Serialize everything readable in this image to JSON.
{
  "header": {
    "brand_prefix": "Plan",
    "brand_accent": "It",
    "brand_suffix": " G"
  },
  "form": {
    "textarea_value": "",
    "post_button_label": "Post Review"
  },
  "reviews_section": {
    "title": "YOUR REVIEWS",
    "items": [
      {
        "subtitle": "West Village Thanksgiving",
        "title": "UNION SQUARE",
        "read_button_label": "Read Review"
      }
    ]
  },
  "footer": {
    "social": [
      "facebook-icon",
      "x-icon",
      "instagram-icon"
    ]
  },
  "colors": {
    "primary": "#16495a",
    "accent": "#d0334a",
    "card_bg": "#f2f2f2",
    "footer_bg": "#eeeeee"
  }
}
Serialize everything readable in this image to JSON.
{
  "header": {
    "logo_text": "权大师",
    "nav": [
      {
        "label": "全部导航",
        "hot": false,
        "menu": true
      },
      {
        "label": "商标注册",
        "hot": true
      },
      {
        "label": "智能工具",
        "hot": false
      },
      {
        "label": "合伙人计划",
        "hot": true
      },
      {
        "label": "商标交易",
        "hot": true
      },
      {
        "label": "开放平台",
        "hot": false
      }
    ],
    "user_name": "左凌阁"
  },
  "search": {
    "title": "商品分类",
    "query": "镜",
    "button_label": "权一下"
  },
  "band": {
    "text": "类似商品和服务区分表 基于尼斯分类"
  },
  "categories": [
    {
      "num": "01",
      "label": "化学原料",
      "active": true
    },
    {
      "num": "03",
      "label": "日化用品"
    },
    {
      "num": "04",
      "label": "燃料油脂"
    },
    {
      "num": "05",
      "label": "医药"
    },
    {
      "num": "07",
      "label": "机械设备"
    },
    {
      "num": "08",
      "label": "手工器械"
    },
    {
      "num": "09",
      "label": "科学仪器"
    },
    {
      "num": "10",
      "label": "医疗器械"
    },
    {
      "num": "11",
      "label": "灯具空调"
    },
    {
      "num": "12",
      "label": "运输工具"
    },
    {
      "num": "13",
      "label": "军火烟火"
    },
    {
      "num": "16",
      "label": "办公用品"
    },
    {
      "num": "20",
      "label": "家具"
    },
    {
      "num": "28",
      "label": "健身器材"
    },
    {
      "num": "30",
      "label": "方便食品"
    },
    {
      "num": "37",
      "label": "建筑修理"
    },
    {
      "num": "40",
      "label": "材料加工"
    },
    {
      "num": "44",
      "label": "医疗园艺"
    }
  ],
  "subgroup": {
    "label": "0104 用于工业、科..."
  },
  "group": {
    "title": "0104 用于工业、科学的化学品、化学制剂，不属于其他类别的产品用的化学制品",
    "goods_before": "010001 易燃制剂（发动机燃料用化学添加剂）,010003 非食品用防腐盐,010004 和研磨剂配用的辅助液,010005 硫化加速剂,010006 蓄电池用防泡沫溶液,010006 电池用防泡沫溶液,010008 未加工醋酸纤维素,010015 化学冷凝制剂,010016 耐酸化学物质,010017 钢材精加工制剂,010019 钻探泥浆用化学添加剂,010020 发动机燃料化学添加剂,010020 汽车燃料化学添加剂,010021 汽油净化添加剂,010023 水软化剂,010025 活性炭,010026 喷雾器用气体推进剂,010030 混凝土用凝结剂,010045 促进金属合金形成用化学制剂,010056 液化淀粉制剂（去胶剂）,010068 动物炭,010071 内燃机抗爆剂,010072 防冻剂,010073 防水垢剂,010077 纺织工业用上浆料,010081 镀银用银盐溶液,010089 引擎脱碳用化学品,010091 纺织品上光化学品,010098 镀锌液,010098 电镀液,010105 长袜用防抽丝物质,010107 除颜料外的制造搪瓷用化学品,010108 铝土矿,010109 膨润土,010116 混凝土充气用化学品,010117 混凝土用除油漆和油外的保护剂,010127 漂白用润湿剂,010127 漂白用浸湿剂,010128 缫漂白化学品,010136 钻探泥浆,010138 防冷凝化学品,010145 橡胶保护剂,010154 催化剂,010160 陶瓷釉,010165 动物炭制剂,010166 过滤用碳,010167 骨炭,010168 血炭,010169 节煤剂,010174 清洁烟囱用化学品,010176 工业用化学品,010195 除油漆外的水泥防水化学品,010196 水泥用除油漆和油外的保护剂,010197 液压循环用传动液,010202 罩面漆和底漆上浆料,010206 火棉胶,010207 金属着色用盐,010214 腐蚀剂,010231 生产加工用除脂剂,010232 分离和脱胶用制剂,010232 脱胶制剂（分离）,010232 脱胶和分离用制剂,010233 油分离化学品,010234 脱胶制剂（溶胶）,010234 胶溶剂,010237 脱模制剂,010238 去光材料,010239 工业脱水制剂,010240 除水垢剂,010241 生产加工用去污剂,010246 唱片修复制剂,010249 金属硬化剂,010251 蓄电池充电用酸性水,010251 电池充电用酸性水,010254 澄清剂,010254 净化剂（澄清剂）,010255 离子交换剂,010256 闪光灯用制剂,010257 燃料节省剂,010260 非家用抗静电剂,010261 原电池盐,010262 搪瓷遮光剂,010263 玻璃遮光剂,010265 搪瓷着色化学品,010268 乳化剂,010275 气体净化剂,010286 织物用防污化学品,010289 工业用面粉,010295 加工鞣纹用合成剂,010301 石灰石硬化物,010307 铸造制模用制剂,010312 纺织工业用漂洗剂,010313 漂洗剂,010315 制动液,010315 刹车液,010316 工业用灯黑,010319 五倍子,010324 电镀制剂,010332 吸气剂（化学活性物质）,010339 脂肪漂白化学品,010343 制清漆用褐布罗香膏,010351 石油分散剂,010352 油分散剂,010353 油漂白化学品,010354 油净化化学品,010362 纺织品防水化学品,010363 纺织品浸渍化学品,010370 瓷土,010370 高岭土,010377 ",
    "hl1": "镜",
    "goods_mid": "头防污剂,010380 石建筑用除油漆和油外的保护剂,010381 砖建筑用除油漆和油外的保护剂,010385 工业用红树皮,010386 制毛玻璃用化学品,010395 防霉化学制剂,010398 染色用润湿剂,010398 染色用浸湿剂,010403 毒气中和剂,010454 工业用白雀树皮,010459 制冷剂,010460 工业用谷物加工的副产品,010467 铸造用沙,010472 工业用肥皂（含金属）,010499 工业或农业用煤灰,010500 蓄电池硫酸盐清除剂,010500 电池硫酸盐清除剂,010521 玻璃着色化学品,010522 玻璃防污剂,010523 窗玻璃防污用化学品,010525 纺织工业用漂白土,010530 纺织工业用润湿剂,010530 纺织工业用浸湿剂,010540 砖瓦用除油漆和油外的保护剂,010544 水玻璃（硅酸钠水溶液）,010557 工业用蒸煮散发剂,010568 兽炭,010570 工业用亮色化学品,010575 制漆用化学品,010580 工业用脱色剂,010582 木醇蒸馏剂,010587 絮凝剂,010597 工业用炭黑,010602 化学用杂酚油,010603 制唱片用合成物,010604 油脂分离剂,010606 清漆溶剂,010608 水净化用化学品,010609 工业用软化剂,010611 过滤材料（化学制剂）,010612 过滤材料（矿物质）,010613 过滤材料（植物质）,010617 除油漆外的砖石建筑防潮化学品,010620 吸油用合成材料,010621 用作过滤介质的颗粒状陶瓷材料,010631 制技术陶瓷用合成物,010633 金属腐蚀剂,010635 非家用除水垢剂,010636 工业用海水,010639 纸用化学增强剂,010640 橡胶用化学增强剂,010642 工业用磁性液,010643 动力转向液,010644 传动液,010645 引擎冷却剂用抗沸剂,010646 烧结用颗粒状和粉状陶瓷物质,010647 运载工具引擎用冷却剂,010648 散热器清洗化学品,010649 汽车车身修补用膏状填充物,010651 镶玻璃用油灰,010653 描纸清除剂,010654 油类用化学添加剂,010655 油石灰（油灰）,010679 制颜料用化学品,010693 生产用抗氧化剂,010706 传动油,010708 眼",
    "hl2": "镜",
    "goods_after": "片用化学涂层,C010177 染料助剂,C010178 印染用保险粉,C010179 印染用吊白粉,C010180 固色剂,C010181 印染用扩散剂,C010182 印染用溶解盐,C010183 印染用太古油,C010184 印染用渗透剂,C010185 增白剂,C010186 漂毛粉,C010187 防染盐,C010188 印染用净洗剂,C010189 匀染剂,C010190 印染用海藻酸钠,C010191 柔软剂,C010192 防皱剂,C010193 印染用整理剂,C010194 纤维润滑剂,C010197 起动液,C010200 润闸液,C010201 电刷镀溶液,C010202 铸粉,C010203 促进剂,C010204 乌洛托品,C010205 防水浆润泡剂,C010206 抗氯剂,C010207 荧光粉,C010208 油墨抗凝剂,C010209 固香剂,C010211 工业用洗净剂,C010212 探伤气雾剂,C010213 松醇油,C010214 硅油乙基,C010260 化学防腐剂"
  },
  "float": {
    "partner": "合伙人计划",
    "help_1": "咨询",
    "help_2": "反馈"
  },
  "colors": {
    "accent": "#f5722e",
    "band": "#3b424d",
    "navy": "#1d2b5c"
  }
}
----------------
- _EXERCISE GOAL_:
Return all lines containing "icon".

- _RESPONSE_:
      "facebook-icon",
      "x-icon",
      "instagram-icon"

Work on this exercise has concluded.